> **What the task asks**
Repeat every line of the data exactly, but not the pictures.
··· Extracted records
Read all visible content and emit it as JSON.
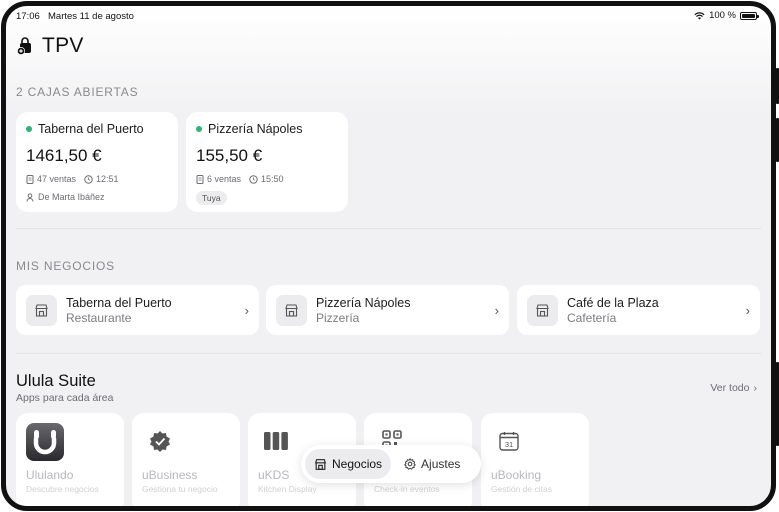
{
  "status_bar": {
    "time": "17:06",
    "date": "Martes 11 de agosto",
    "battery": "100 %"
  },
  "header": {
    "title": "TPV",
    "icon": "bag-plus-icon"
  },
  "open_registers": {
    "label": "2 CAJAS ABIERTAS",
    "items": [
      {
        "name": "Taberna del Puerto",
        "amount": "1461,50 €",
        "sales": "47 ventas",
        "time": "12:51",
        "opened_by": "De Marta Ibáñez",
        "status_color": "#2bb673"
      },
      {
        "name": "Pizzería Nápoles",
        "amount": "155,50 €",
        "sales": "6 ventas",
        "time": "15:50",
        "tag": "Tuya",
        "status_color": "#2bb673"
      }
    ]
  },
  "businesses": {
    "label": "MIS NEGOCIOS",
    "items": [
      {
        "name": "Taberna del Puerto",
        "type": "Restaurante"
      },
      {
        "name": "Pizzería Nápoles",
        "type": "Pizzería"
      },
      {
        "name": "Café de la Plaza",
        "type": "Cafetería"
      }
    ]
  },
  "suite": {
    "title": "Ulula Suite",
    "subtitle": "Apps para cada área",
    "see_all": "Ver todo",
    "apps": [
      {
        "name": "Ululando",
        "desc": "Descubre negocios",
        "icon": "ululando-logo-icon"
      },
      {
        "name": "uBusiness",
        "desc": "Gestiona tu negocio",
        "icon": "verified-badge-icon"
      },
      {
        "name": "uKDS",
        "desc": "Kitchen Display",
        "icon": "columns-icon"
      },
      {
        "name": "",
        "desc": "Check-in eventos",
        "icon": "qr-code-icon"
      },
      {
        "name": "uBooking",
        "desc": "Gestión de citas",
        "icon": "calendar-icon"
      }
    ]
  },
  "tabbar": {
    "tabs": [
      {
        "label": "Negocios",
        "icon": "store-icon",
        "active": true
      },
      {
        "label": "Ajustes",
        "icon": "gear-icon",
        "active": false
      }
    ]
  }
}
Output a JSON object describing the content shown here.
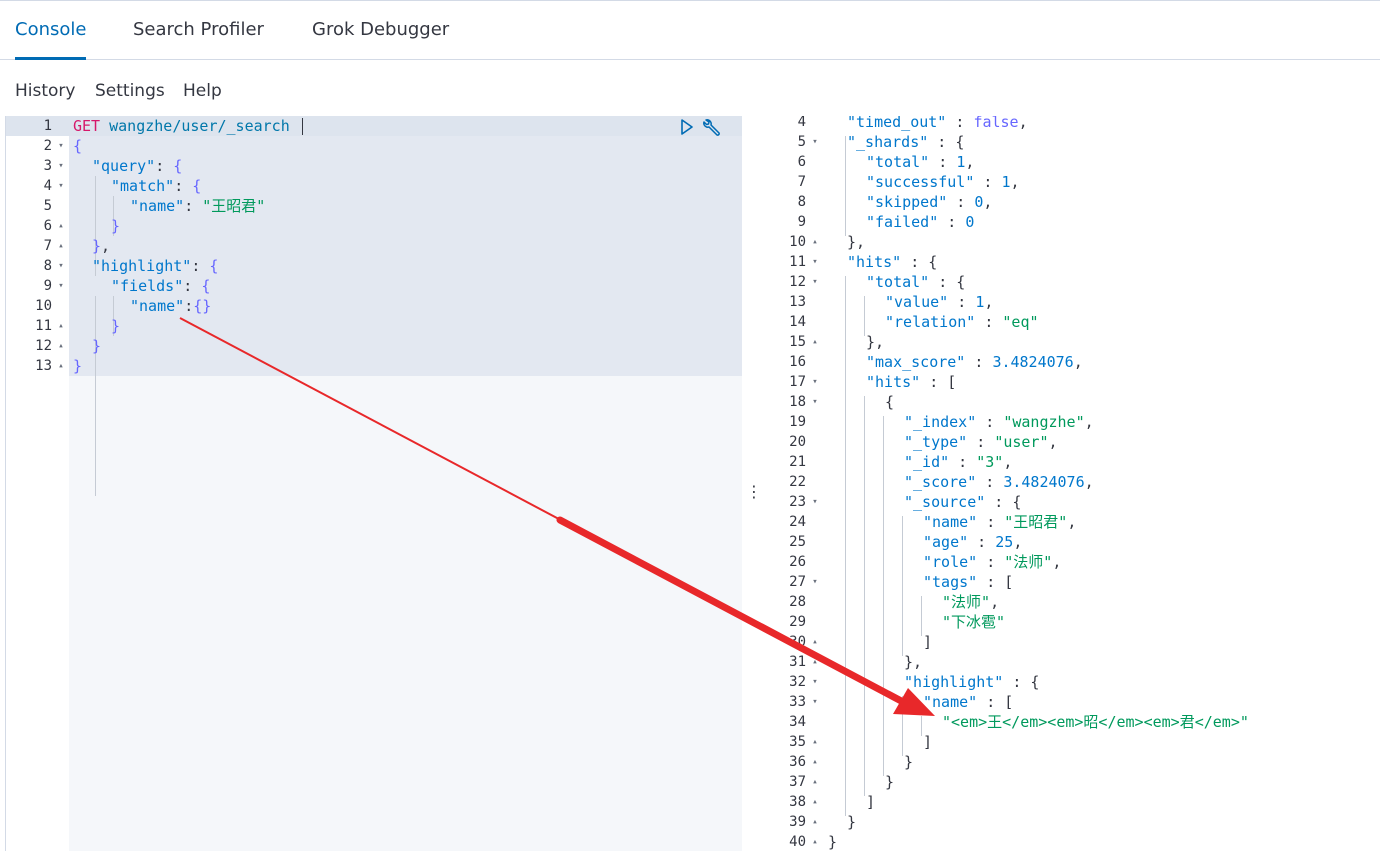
{
  "tabs": [
    {
      "label": "Console",
      "active": true
    },
    {
      "label": "Search Profiler",
      "active": false
    },
    {
      "label": "Grok Debugger",
      "active": false
    }
  ],
  "menu": [
    "History",
    "Settings",
    "Help"
  ],
  "request": {
    "method": "GET",
    "url": "wangzhe/user/_search",
    "lines": [
      {
        "n": "1",
        "fold": ""
      },
      {
        "n": "2",
        "fold": "▾"
      },
      {
        "n": "3",
        "fold": "▾"
      },
      {
        "n": "4",
        "fold": "▾"
      },
      {
        "n": "5",
        "fold": ""
      },
      {
        "n": "6",
        "fold": "▴"
      },
      {
        "n": "7",
        "fold": "▴"
      },
      {
        "n": "8",
        "fold": "▾"
      },
      {
        "n": "9",
        "fold": "▾"
      },
      {
        "n": "10",
        "fold": ""
      },
      {
        "n": "11",
        "fold": "▴"
      },
      {
        "n": "12",
        "fold": "▴"
      },
      {
        "n": "13",
        "fold": "▴"
      }
    ],
    "text": {
      "l2": "{",
      "query": "\"query\"",
      "match": "\"match\"",
      "name_key": "\"name\"",
      "name_val": "\"王昭君\"",
      "highlight": "\"highlight\"",
      "fields": "\"fields\"",
      "name_key2": "\"name\""
    }
  },
  "response": {
    "lines": [
      {
        "n": "4",
        "fold": ""
      },
      {
        "n": "5",
        "fold": "▾"
      },
      {
        "n": "6",
        "fold": ""
      },
      {
        "n": "7",
        "fold": ""
      },
      {
        "n": "8",
        "fold": ""
      },
      {
        "n": "9",
        "fold": ""
      },
      {
        "n": "10",
        "fold": "▴"
      },
      {
        "n": "11",
        "fold": "▾"
      },
      {
        "n": "12",
        "fold": "▾"
      },
      {
        "n": "13",
        "fold": ""
      },
      {
        "n": "14",
        "fold": ""
      },
      {
        "n": "15",
        "fold": "▴"
      },
      {
        "n": "16",
        "fold": ""
      },
      {
        "n": "17",
        "fold": "▾"
      },
      {
        "n": "18",
        "fold": "▾"
      },
      {
        "n": "19",
        "fold": ""
      },
      {
        "n": "20",
        "fold": ""
      },
      {
        "n": "21",
        "fold": ""
      },
      {
        "n": "22",
        "fold": ""
      },
      {
        "n": "23",
        "fold": "▾"
      },
      {
        "n": "24",
        "fold": ""
      },
      {
        "n": "25",
        "fold": ""
      },
      {
        "n": "26",
        "fold": ""
      },
      {
        "n": "27",
        "fold": "▾"
      },
      {
        "n": "28",
        "fold": ""
      },
      {
        "n": "29",
        "fold": ""
      },
      {
        "n": "30",
        "fold": "▴"
      },
      {
        "n": "31",
        "fold": "▴"
      },
      {
        "n": "32",
        "fold": "▾"
      },
      {
        "n": "33",
        "fold": "▾"
      },
      {
        "n": "34",
        "fold": ""
      },
      {
        "n": "35",
        "fold": "▴"
      },
      {
        "n": "36",
        "fold": "▴"
      },
      {
        "n": "37",
        "fold": "▴"
      },
      {
        "n": "38",
        "fold": "▴"
      },
      {
        "n": "39",
        "fold": "▴"
      },
      {
        "n": "40",
        "fold": "▴"
      }
    ],
    "text": {
      "timed_out": "\"timed_out\"",
      "timed_out_val": "false",
      "shards": "\"_shards\"",
      "total": "\"total\"",
      "total_val": "1",
      "successful": "\"successful\"",
      "successful_val": "1",
      "skipped": "\"skipped\"",
      "skipped_val": "0",
      "failed": "\"failed\"",
      "failed_val": "0",
      "hits": "\"hits\"",
      "hits_total": "\"total\"",
      "value": "\"value\"",
      "value_val": "1",
      "relation": "\"relation\"",
      "relation_val": "\"eq\"",
      "max_score": "\"max_score\"",
      "max_score_val": "3.4824076",
      "hits_arr": "\"hits\"",
      "index": "\"_index\"",
      "index_val": "\"wangzhe\"",
      "type": "\"_type\"",
      "type_val": "\"user\"",
      "id": "\"_id\"",
      "id_val": "\"3\"",
      "score": "\"_score\"",
      "score_val": "3.4824076",
      "source": "\"_source\"",
      "src_name": "\"name\"",
      "src_name_val": "\"王昭君\"",
      "age": "\"age\"",
      "age_val": "25",
      "role": "\"role\"",
      "role_val": "\"法师\"",
      "tags": "\"tags\"",
      "tag1": "\"法师\"",
      "tag2": "\"下冰雹\"",
      "highlight": "\"highlight\"",
      "hl_name": "\"name\"",
      "hl_val": "\"<em>王</em><em>昭</em><em>君</em>\""
    }
  },
  "colors": {
    "accent": "#006bb4",
    "arrow": "#e8282a"
  }
}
······
> **Answer for this exercise**
Read all visible content and emit it as JSON.
{
  "status_bar": {
    "time": "17:06",
    "date": "Martes 11 de agosto",
    "battery": "100 %"
  },
  "header": {
    "title": "TPV",
    "icon": "bag-plus-icon"
  },
  "open_registers": {
    "label": "2 CAJAS ABIERTAS",
    "items": [
      {
        "name": "Taberna del Puerto",
        "amount": "1461,50 €",
        "sales": "47 ventas",
        "time": "12:51",
        "opened_by": "De Marta Ibáñez",
        "status_color": "#2bb673"
      },
      {
        "name": "Pizzería Nápoles",
        "amount": "155,50 €",
        "sales": "6 ventas",
        "time": "15:50",
        "tag": "Tuya",
        "status_color": "#2bb673"
      }
    ]
  },
  "businesses": {
    "label": "MIS NEGOCIOS",
    "items": [
      {
        "name": "Taberna del Puerto",
        "type": "Restaurante"
      },
      {
        "name": "Pizzería Nápoles",
        "type": "Pizzería"
      },
      {
        "name": "Café de la Plaza",
        "type": "Cafetería"
      }
    ]
  },
  "suite": {
    "title": "Ulula Suite",
    "subtitle": "Apps para cada área",
    "see_all": "Ver todo",
    "apps": [
      {
        "name": "Ululando",
        "desc": "Descubre negocios",
        "icon": "ululando-logo-icon"
      },
      {
        "name": "uBusiness",
        "desc": "Gestiona tu negocio",
        "icon": "verified-badge-icon"
      },
      {
        "name": "uKDS",
        "desc": "Kitchen Display",
        "icon": "columns-icon"
      },
      {
        "name": "",
        "desc": "Check-in eventos",
        "icon": "qr-code-icon"
      },
      {
        "name": "uBooking",
        "desc": "Gestión de citas",
        "icon": "calendar-icon"
      }
    ]
  },
  "tabbar": {
    "tabs": [
      {
        "label": "Negocios",
        "icon": "store-icon",
        "active": true
      },
      {
        "label": "Ajustes",
        "icon": "gear-icon",
        "active": false
      }
    ]
  }
}
Output a JSON object describing the content shown here.
{
  "tabs": [
    {
      "label": "Console",
      "active": true
    },
    {
      "label": "Search Profiler",
      "active": false
    },
    {
      "label": "Grok Debugger",
      "active": false
    }
  ],
  "menu": [
    "History",
    "Settings",
    "Help"
  ],
  "request": {
    "method": "GET",
    "url": "wangzhe/user/_search",
    "lines": [
      {
        "n": "1",
        "fold": ""
      },
      {
        "n": "2",
        "fold": "▾"
      },
      {
        "n": "3",
        "fold": "▾"
      },
      {
        "n": "4",
        "fold": "▾"
      },
      {
        "n": "5",
        "fold": ""
      },
      {
        "n": "6",
        "fold": "▴"
      },
      {
        "n": "7",
        "fold": "▴"
      },
      {
        "n": "8",
        "fold": "▾"
      },
      {
        "n": "9",
        "fold": "▾"
      },
      {
        "n": "10",
        "fold": ""
      },
      {
        "n": "11",
        "fold": "▴"
      },
      {
        "n": "12",
        "fold": "▴"
      },
      {
        "n": "13",
        "fold": "▴"
      }
    ],
    "text": {
      "l2": "{",
      "query": "\"query\"",
      "match": "\"match\"",
      "name_key": "\"name\"",
      "name_val": "\"王昭君\"",
      "highlight": "\"highlight\"",
      "fields": "\"fields\"",
      "name_key2": "\"name\""
    }
  },
  "response": {
    "lines": [
      {
        "n": "4",
        "fold": ""
      },
      {
        "n": "5",
        "fold": "▾"
      },
      {
        "n": "6",
        "fold": ""
      },
      {
        "n": "7",
        "fold": ""
      },
      {
        "n": "8",
        "fold": ""
      },
      {
        "n": "9",
        "fold": ""
      },
      {
        "n": "10",
        "fold": "▴"
      },
      {
        "n": "11",
        "fold": "▾"
      },
      {
        "n": "12",
        "fold": "▾"
      },
      {
        "n": "13",
        "fold": ""
      },
      {
        "n": "14",
        "fold": ""
      },
      {
        "n": "15",
        "fold": "▴"
      },
      {
        "n": "16",
        "fold": ""
      },
      {
        "n": "17",
        "fold": "▾"
      },
      {
        "n": "18",
        "fold": "▾"
      },
      {
        "n": "19",
        "fold": ""
      },
      {
        "n": "20",
        "fold": ""
      },
      {
        "n": "21",
        "fold": ""
      },
      {
        "n": "22",
        "fold": ""
      },
      {
        "n": "23",
        "fold": "▾"
      },
      {
        "n": "24",
        "fold": ""
      },
      {
        "n": "25",
        "fold": ""
      },
      {
        "n": "26",
        "fold": ""
      },
      {
        "n": "27",
        "fold": "▾"
      },
      {
        "n": "28",
        "fold": ""
      },
      {
        "n": "29",
        "fold": ""
      },
      {
        "n": "30",
        "fold": "▴"
      },
      {
        "n": "31",
        "fold": "▴"
      },
      {
        "n": "32",
        "fold": "▾"
      },
      {
        "n": "33",
        "fold": "▾"
      },
      {
        "n": "34",
        "fold": ""
      },
      {
        "n": "35",
        "fold": "▴"
      },
      {
        "n": "36",
        "fold": "▴"
      },
      {
        "n": "37",
        "fold": "▴"
      },
      {
        "n": "38",
        "fold": "▴"
      },
      {
        "n": "39",
        "fold": "▴"
      },
      {
        "n": "40",
        "fold": "▴"
      }
    ],
    "text": {
      "timed_out": "\"timed_out\"",
      "timed_out_val": "false",
      "shards": "\"_shards\"",
      "total": "\"total\"",
      "total_val": "1",
      "successful": "\"successful\"",
      "successful_val": "1",
      "skipped": "\"skipped\"",
      "skipped_val": "0",
      "failed": "\"failed\"",
      "failed_val": "0",
      "hits": "\"hits\"",
      "hits_total": "\"total\"",
      "value": "\"value\"",
      "value_val": "1",
      "relation": "\"relation\"",
      "relation_val": "\"eq\"",
      "max_score": "\"max_score\"",
      "max_score_val": "3.4824076",
      "hits_arr": "\"hits\"",
      "index": "\"_index\"",
      "index_val": "\"wangzhe\"",
      "type": "\"_type\"",
      "type_val": "\"user\"",
      "id": "\"_id\"",
      "id_val": "\"3\"",
      "score": "\"_score\"",
      "score_val": "3.4824076",
      "source": "\"_source\"",
      "src_name": "\"name\"",
      "src_name_val": "\"王昭君\"",
      "age": "\"age\"",
      "age_val": "25",
      "role": "\"role\"",
      "role_val": "\"法师\"",
      "tags": "\"tags\"",
      "tag1": "\"法师\"",
      "tag2": "\"下冰雹\"",
      "highlight": "\"highlight\"",
      "hl_name": "\"name\"",
      "hl_val": "\"<em>王</em><em>昭</em><em>君</em>\""
    }
  },
  "colors": {
    "accent": "#006bb4",
    "arrow": "#e8282a"
  }
}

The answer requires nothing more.